▶ _YOUR TASK_: Within the records that follow, find every line containing the string "сена". Copy those lines.

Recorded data
┌────────

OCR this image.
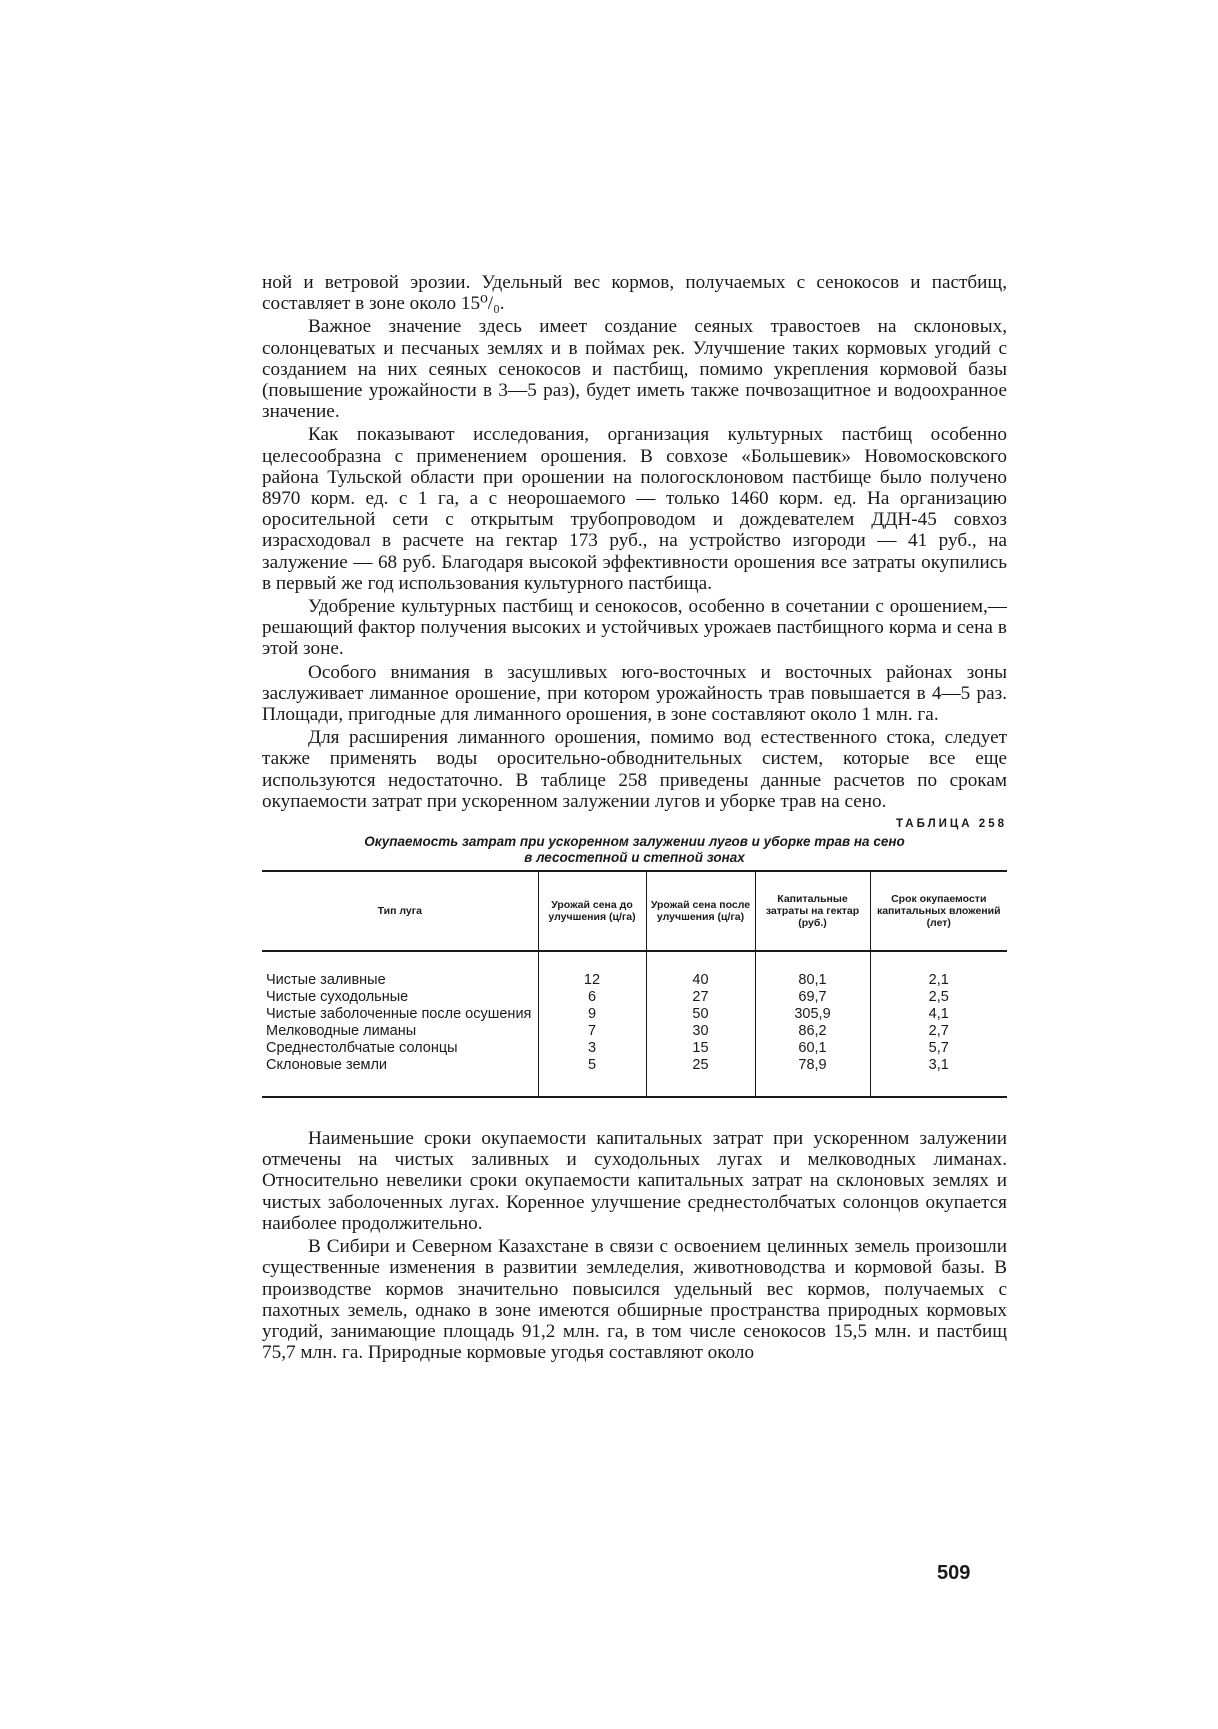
ной и ветровой эрозии. Удельный вес кормов, получаемых с сенокосов и пастбищ, составляет в зоне около 15⁰/₀.

Важное значение здесь имеет создание сеяных травостоев на склоновых, солонцеватых и песчаных землях и в поймах рек. Улучшение таких кормовых угодий с созданием на них сеяных сенокосов и пастбищ, помимо укрепления кормовой базы (повышение урожайности в 3—5 раз), будет иметь также почвозащитное и водоохранное значение.

Как показывают исследования, организация культурных пастбищ особенно целесообразна с применением орошения. В совхозе «Большевик» Новомосковского района Тульской области при орошении на пологосклоновом пастбище было получено 8970 корм. ед. с 1 га, а с неорошаемого — только 1460 корм. ед. На организацию оросительной сети с открытым трубопроводом и дождевателем ДДН-45 совхоз израсходовал в расчете на гектар 173 руб., на устройство изгороди — 41 руб., на залужение — 68 руб. Благодаря высокой эффективности орошения все затраты окупились в первый же год использования культурного пастбища.

Удобрение культурных пастбищ и сенокосов, особенно в сочетании с орошением,— решающий фактор получения высоких и устойчивых урожаев пастбищного корма и сена в этой зоне.

Особого внимания в засушливых юго-восточных и восточных районах зоны заслуживает лиманное орошение, при котором урожайность трав повышается в 4—5 раз. Площади, пригодные для лиманного орошения, в зоне составляют около 1 млн. га.

Для расширения лиманного орошения, помимо вод естественного стока, следует также применять воды оросительно-обводнительных систем, которые все еще используются недостаточно. В таблице 258 приведены данные расчетов по срокам окупаемости затрат при ускоренном залужении лугов и уборке трав на сено.

ТАБЛИЦА 258
Окупаемость затрат при ускоренном залужении лугов и уборке трав на сено
в лесостепной и степной зонах
Тип луга	Урожай сена до улучшения (ц/га)	Урожай сена после улучшения (ц/га)	Капитальные затраты на гектар (руб.)	Срок окупаемости капитальных вложений (лет)
Чистые заливные	12	40	80,1	2,1
Чистые суходольные	6	27	69,7	2,5
Чистые заболоченные после осушения	9	50	305,9	4,1
Мелководные лиманы	7	30	86,2	2,7
Среднестолбчатые солонцы	3	15	60,1	5,7
Склоновые земли	5	25	78,9	3,1

Наименьшие сроки окупаемости капитальных затрат при ускоренном залужении отмечены на чистых заливных и суходольных лугах и мелководных лиманах. Относительно невелики сроки окупаемости капитальных затрат на склоновых землях и чистых заболоченных лугах. Коренное улучшение среднестолбчатых солонцов окупается наиболее продолжительно.

В Сибири и Северном Казахстане в связи с освоением целинных земель произошли существенные изменения в развитии земледелия, животноводства и кормовой базы. В производстве кормов значительно повысился удельный вес кормов, получаемых с пахотных земель, однако в зоне имеются обширные пространства природных кормовых угодий, занимающие площадь 91,2 млн. га, в том числе сенокосов 15,5 млн. и пастбищ 75,7 млн. га. Природные кормовые угодья составляют около

509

└────────

▶ _RESPONSE_:
Удобрение культурных пастбищ и сенокосов, особенно в сочетании с орошением,— решающий фактор получения высоких и устойчивых урожаев пастбищного корма и сена в этой зоне.
Тип луга	Урожай сена до улучшения (ц/га)	Урожай сена после улучшения (ц/га)	Капитальные затраты на гектар (руб.)	Срок окупаемости капитальных вложений (лет)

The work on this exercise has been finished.